Copy, from the entries below, each line where the word "icon" can be found.
### DATA EXTRACTS ###
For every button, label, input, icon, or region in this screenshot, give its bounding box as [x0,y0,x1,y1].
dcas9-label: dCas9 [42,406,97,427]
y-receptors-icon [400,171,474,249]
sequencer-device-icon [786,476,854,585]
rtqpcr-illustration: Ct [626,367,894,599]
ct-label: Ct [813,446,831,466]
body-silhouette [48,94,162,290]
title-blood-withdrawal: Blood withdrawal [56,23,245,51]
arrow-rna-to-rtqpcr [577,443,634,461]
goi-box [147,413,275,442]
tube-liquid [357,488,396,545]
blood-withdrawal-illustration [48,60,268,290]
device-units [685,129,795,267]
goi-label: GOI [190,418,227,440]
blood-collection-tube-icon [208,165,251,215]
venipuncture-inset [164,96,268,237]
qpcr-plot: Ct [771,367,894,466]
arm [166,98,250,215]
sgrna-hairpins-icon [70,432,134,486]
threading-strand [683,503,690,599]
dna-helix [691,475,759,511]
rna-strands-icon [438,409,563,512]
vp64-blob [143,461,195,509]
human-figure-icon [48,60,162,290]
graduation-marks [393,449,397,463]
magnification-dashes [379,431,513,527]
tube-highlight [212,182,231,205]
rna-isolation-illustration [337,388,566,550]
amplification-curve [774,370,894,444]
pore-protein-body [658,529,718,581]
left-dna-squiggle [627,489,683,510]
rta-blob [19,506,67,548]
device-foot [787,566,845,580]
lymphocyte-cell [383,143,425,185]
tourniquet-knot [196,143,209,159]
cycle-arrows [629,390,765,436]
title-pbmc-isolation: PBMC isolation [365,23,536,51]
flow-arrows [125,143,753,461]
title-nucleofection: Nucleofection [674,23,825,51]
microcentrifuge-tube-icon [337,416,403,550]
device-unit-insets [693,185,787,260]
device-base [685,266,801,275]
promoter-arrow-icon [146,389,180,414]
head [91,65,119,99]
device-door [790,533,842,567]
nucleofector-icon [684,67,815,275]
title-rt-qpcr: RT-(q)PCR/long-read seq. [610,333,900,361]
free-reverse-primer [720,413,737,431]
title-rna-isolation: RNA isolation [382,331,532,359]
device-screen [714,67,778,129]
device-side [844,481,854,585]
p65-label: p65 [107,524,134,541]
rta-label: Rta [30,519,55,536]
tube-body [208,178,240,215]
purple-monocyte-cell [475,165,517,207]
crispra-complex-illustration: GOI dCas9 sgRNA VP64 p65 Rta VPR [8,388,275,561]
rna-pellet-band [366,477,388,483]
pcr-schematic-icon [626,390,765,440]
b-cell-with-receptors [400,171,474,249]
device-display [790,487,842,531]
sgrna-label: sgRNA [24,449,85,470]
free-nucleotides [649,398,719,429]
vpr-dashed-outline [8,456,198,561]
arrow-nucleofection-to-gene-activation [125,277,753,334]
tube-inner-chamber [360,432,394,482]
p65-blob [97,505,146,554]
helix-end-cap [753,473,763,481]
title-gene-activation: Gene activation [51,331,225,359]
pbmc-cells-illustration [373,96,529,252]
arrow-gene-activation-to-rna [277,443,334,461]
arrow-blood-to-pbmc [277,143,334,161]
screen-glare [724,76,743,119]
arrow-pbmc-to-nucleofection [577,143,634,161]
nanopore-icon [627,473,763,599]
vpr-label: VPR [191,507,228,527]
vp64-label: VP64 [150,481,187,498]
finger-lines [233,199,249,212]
###
TASK RESPONSE:
For every button, label, input, icon, or region in this screenshot, give its bounding box as [x0,y0,x1,y1].
y-receptors-icon [400,171,474,249]
sequencer-device-icon [786,476,854,585]
blood-collection-tube-icon [208,165,251,215]
sgrna-hairpins-icon [70,432,134,486]
rna-strands-icon [438,409,563,512]
human-figure-icon [48,60,162,290]
microcentrifuge-tube-icon [337,416,403,550]
promoter-arrow-icon [146,389,180,414]
nucleofector-icon [684,67,815,275]
pcr-schematic-icon [626,390,765,440]
nanopore-icon [627,473,763,599]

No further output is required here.